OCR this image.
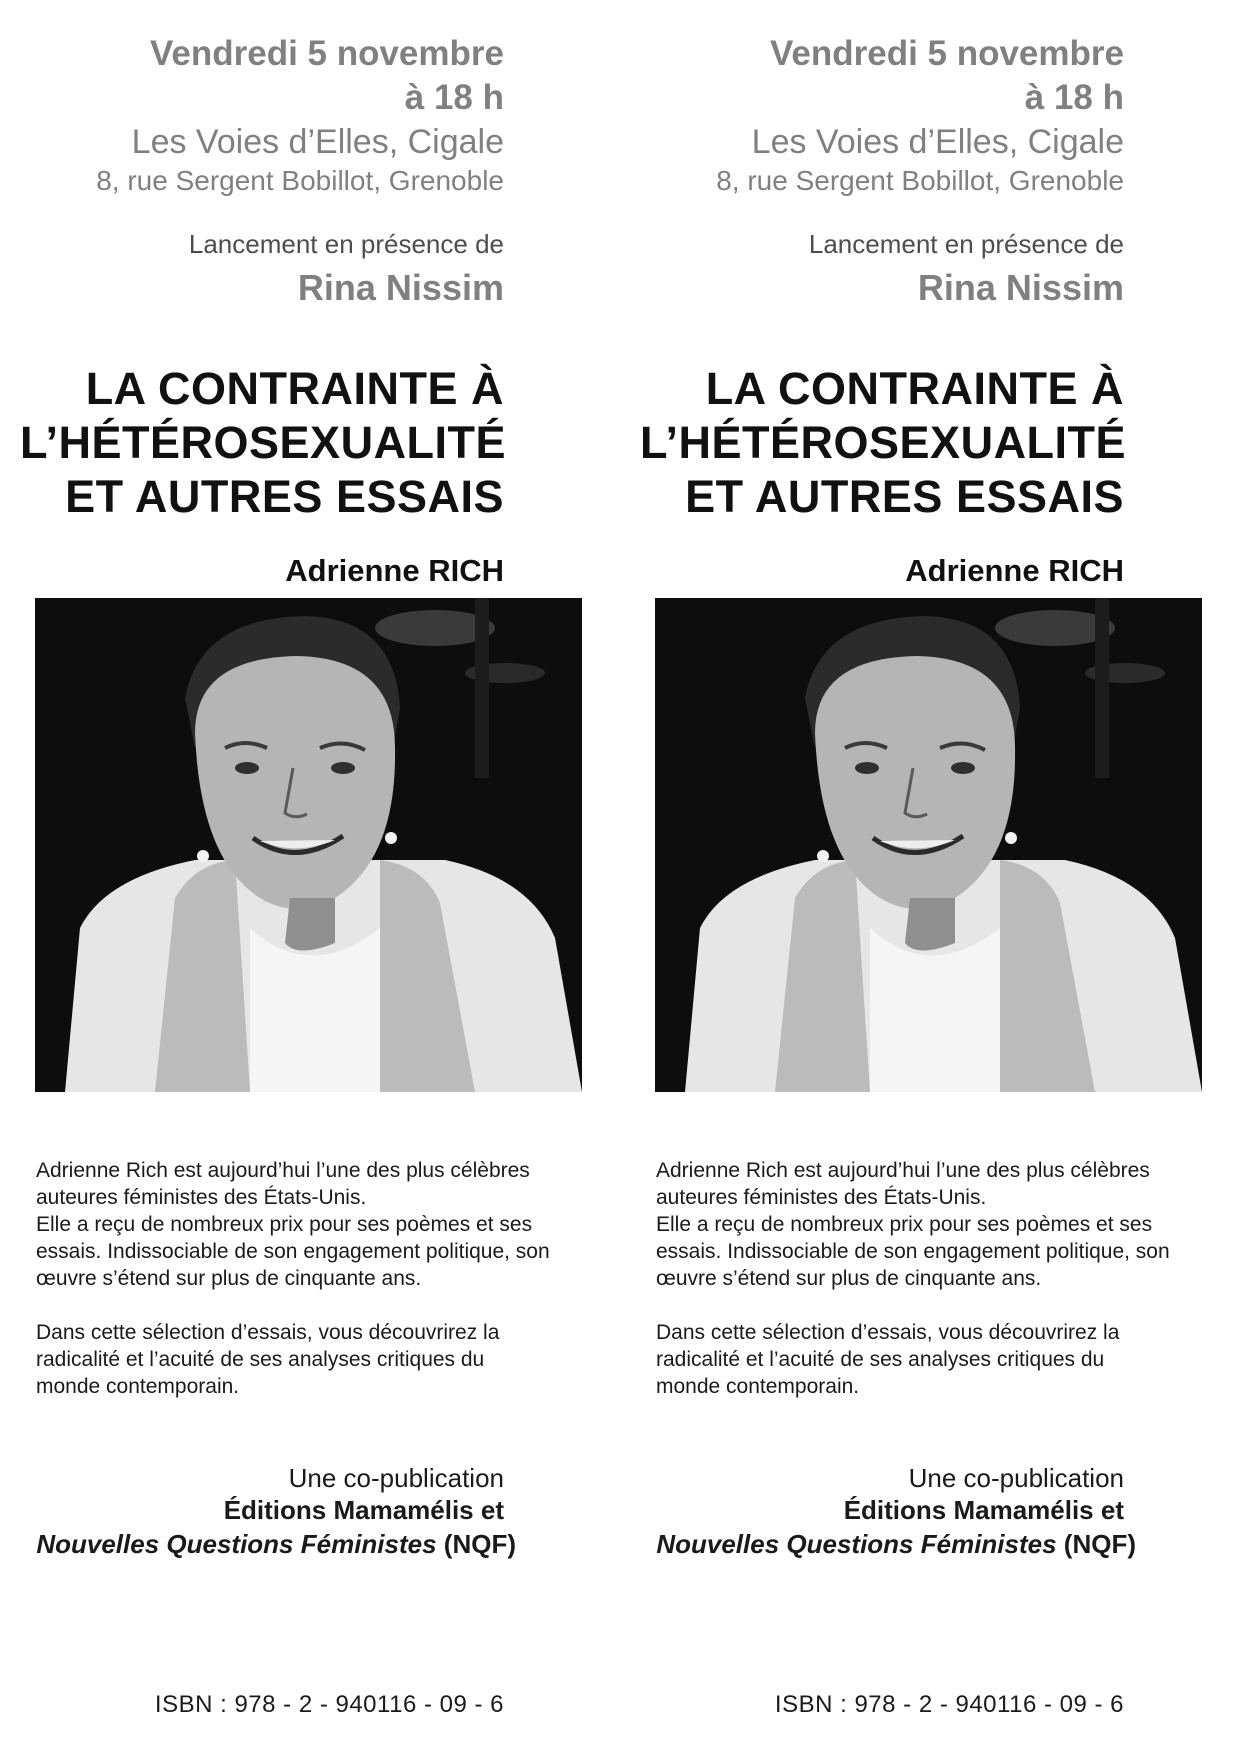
Vendredi 5 novembre
à 18 h
Les Voies d’Elles, Cigale
8, rue Sergent Bobillot, Grenoble
Lancement en présence de
Rina Nissim
LA CONTRAINTE À
L’HÉTÉROSEXUALITÉ
ET AUTRES ESSAIS
Adrienne RICH

Adrienne Rich est aujourd’hui l’une des plus célèbres
auteures féministes des États-Unis.
Elle a reçu de nombreux prix pour ses poèmes et ses
essais. Indissociable de son engagement politique, son
œuvre s’étend sur plus de cinquante ans.

Dans cette sélection d’essais, vous découvrirez la
radicalité et l’acuité de ses analyses critiques du
monde contemporain.

Une co-publication
Éditions Mamamélis et
Nouvelles Questions Féministes (NQF)
ISBN : 978 - 2 - 940116 - 09 - 6
Vendredi 5 novembre
à 18 h
Les Voies d’Elles, Cigale
8, rue Sergent Bobillot, Grenoble
Lancement en présence de
Rina Nissim
LA CONTRAINTE À
L’HÉTÉROSEXUALITÉ
ET AUTRES ESSAIS
Adrienne RICH

Adrienne Rich est aujourd’hui l’une des plus célèbres
auteures féministes des États-Unis.
Elle a reçu de nombreux prix pour ses poèmes et ses
essais. Indissociable de son engagement politique, son
œuvre s’étend sur plus de cinquante ans.

Dans cette sélection d’essais, vous découvrirez la
radicalité et l’acuité de ses analyses critiques du
monde contemporain.

Une co-publication
Éditions Mamamélis et
Nouvelles Questions Féministes (NQF)
ISBN : 978 - 2 - 940116 - 09 - 6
+ + + + + + +
WHAT IS NEEDED
Write out the listing above again, exactly, but with no pictures in the copy.

EXERCISE RESPONSE
OCR this image.
Vendredi 5 novembre
à 18 h
Les Voies d’Elles, Cigale
8, rue Sergent Bobillot, Grenoble
Lancement en présence de
Rina Nissim
LA CONTRAINTE À
L’HÉTÉROSEXUALITÉ
ET AUTRES ESSAIS
Adrienne RICH

Adrienne Rich est aujourd’hui l’une des plus célèbres
auteures féministes des États-Unis.
Elle a reçu de nombreux prix pour ses poèmes et ses
essais. Indissociable de son engagement politique, son
œuvre s’étend sur plus de cinquante ans.

Dans cette sélection d’essais, vous découvrirez la
radicalité et l’acuité de ses analyses critiques du
monde contemporain.

Une co-publication
Éditions Mamamélis et
Nouvelles Questions Féministes (NQF)
ISBN : 978 - 2 - 940116 - 09 - 6
Vendredi 5 novembre
à 18 h
Les Voies d’Elles, Cigale
8, rue Sergent Bobillot, Grenoble
Lancement en présence de
Rina Nissim
LA CONTRAINTE À
L’HÉTÉROSEXUALITÉ
ET AUTRES ESSAIS
Adrienne RICH

Adrienne Rich est aujourd’hui l’une des plus célèbres
auteures féministes des États-Unis.
Elle a reçu de nombreux prix pour ses poèmes et ses
essais. Indissociable de son engagement politique, son
œuvre s’étend sur plus de cinquante ans.

Dans cette sélection d’essais, vous découvrirez la
radicalité et l’acuité de ses analyses critiques du
monde contemporain.

Une co-publication
Éditions Mamamélis et
Nouvelles Questions Féministes (NQF)
ISBN : 978 - 2 - 940116 - 09 - 6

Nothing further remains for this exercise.